# [BRIEF]
Of the lines in the entries below, state how many hold the word "срока". Say nothing else.

------------

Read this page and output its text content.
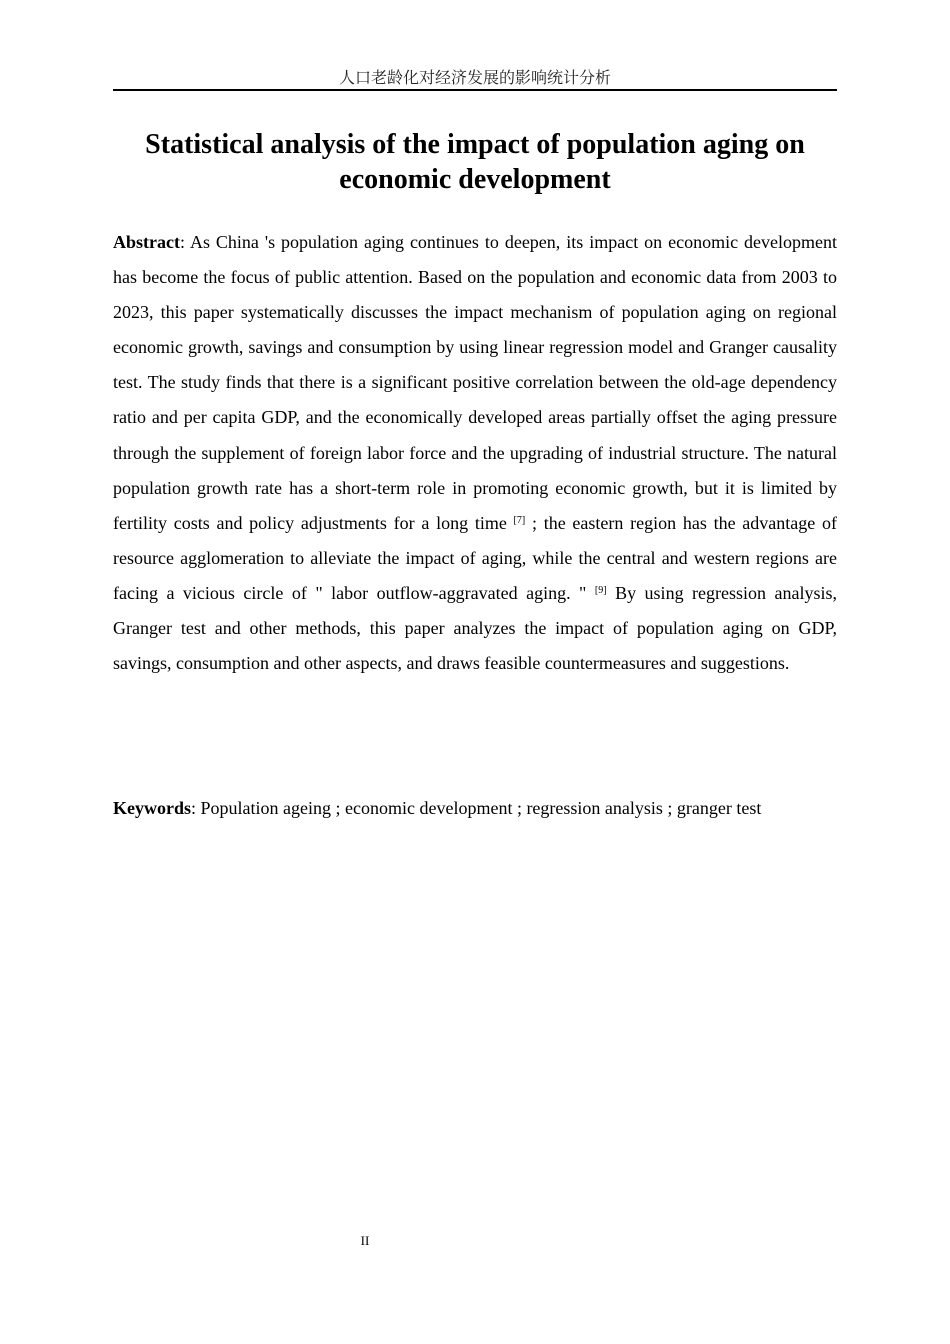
人口老龄化对经济发展的影响统计分析
Statistical analysis of the impact of population aging on economic development

Abstract: As China 's population aging continues to deepen, its impact on economic development has become the focus of public attention. Based on the population and economic data from 2003 to 2023, this paper systematically discusses the impact mechanism of population aging on regional economic growth, savings and consumption by using linear regression model and Granger causality test. The study finds that there is a significant positive correlation between the old-age dependency ratio and per capita GDP, and the economically developed areas partially offset the aging pressure through the supplement of foreign labor force and the upgrading of industrial structure. The natural population growth rate has a short-term role in promoting economic growth, but it is limited by fertility costs and policy adjustments for a long time [7] ; the eastern region has the advantage of resource agglomeration to alleviate the impact of aging, while the central and western regions are facing a vicious circle of " labor outflow-aggravated aging. " [9] By using regression analysis, Granger test and other methods, this paper analyzes the impact of population aging on GDP, savings, consumption and other aspects, and draws feasible countermeasures and suggestions.

Keywords: Population ageing ; economic development ; regression analysis ; granger test

II
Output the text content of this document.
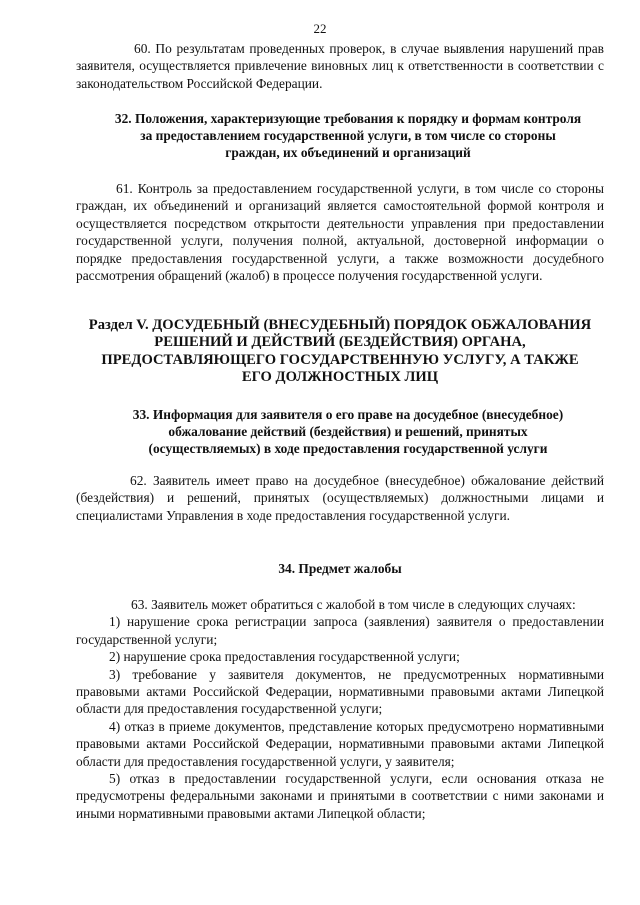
22
60. По результатам проведенных проверок, в случае выявления нарушений прав заявителя, осуществляется привлечение виновных лиц к ответственности в соответствии с законодательством Российской Федерации.
32. Положения, характеризующие требования к порядку и формам контроля за предоставлением государственной услуги, в том числе со стороны граждан, их объединений и организаций
61. Контроль за предоставлением государственной услуги, в том числе со стороны граждан, их объединений и организаций является самостоятельной формой контроля и осуществляется посредством открытости деятельности управления при предоставлении государственной услуги, получения полной, актуальной, достоверной информации о порядке предоставления государственной услуги, а также возможности досудебного рассмотрения обращений (жалоб) в процессе получения государственной услуги.
Раздел V. ДОСУДЕБНЫЙ (ВНЕСУДЕБНЫЙ) ПОРЯДОК ОБЖАЛОВАНИЯ РЕШЕНИЙ И ДЕЙСТВИЙ (БЕЗДЕЙСТВИЯ) ОРГАНА, ПРЕДОСТАВЛЯЮЩЕГО ГОСУДАРСТВЕННУЮ УСЛУГУ, А ТАКЖЕ ЕГО ДОЛЖНОСТНЫХ ЛИЦ
33. Информация для заявителя о его праве на досудебное (внесудебное) обжалование действий (бездействия) и решений, принятых (осуществляемых) в ходе предоставления государственной услуги
62. Заявитель имеет право на досудебное (внесудебное) обжалование действий (бездействия) и решений, принятых (осуществляемых) должностными лицами и специалистами Управления в ходе предоставления государственной услуги.
34. Предмет жалобы
63. Заявитель может обратиться с жалобой в том числе в следующих случаях:
1) нарушение срока регистрации запроса (заявления) заявителя о предоставлении государственной услуги;
2) нарушение срока предоставления государственной услуги;
3) требование у заявителя документов, не предусмотренных нормативными правовыми актами Российской Федерации, нормативными правовыми актами Липецкой области для предоставления государственной услуги;
4) отказ в приеме документов, представление которых предусмотрено нормативными правовыми актами Российской Федерации, нормативными правовыми актами Липецкой области для предоставления государственной услуги, у заявителя;
5) отказ в предоставлении государственной услуги, если основания отказа не предусмотрены федеральными законами и принятыми в соответствии с ними законами и иными нормативными правовыми актами Липецкой области;
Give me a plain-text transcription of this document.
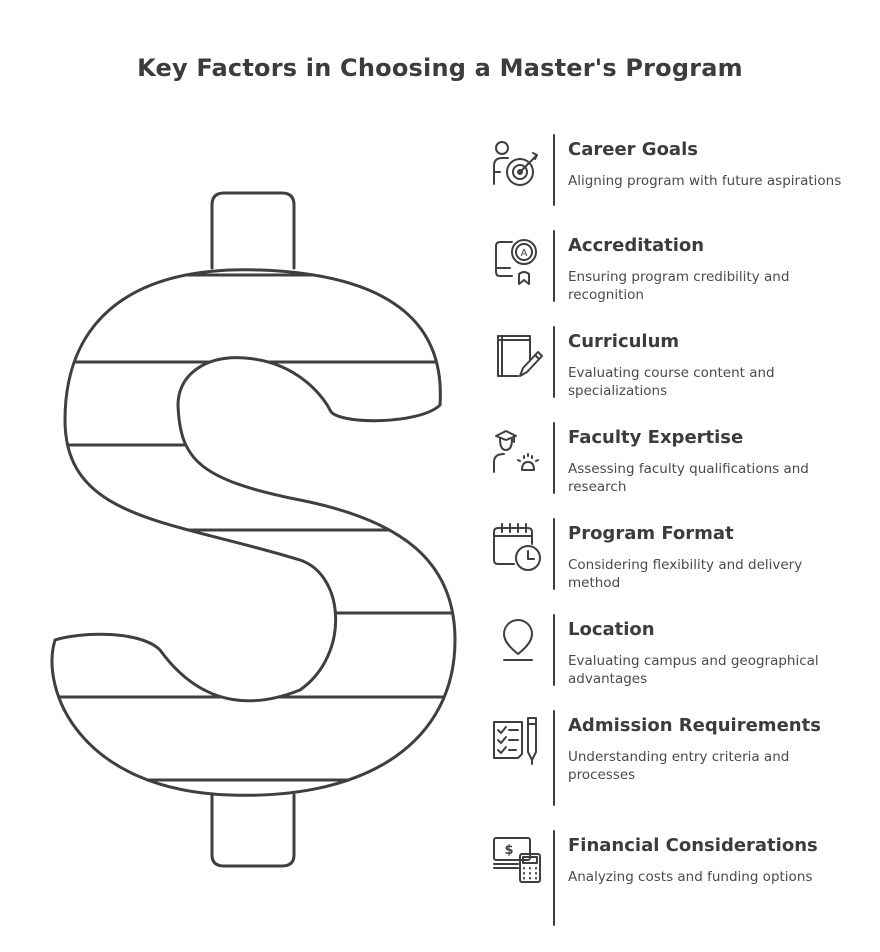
Key Factors in Choosing a Master's Program
Career Goals
Aligning program with future aspirations
A Accreditation
Ensuring program credibility and recognition
Curriculum
Evaluating course content and specializations
Faculty Expertise
Assessing faculty qualifications and research
Program Format
Considering flexibility and delivery method
Location
Evaluating campus and geographical advantages
Admission Requirements
Understanding entry criteria and processes
$	Financial Considerations
Analyzing costs and funding options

------------

# [SOLUTION]
2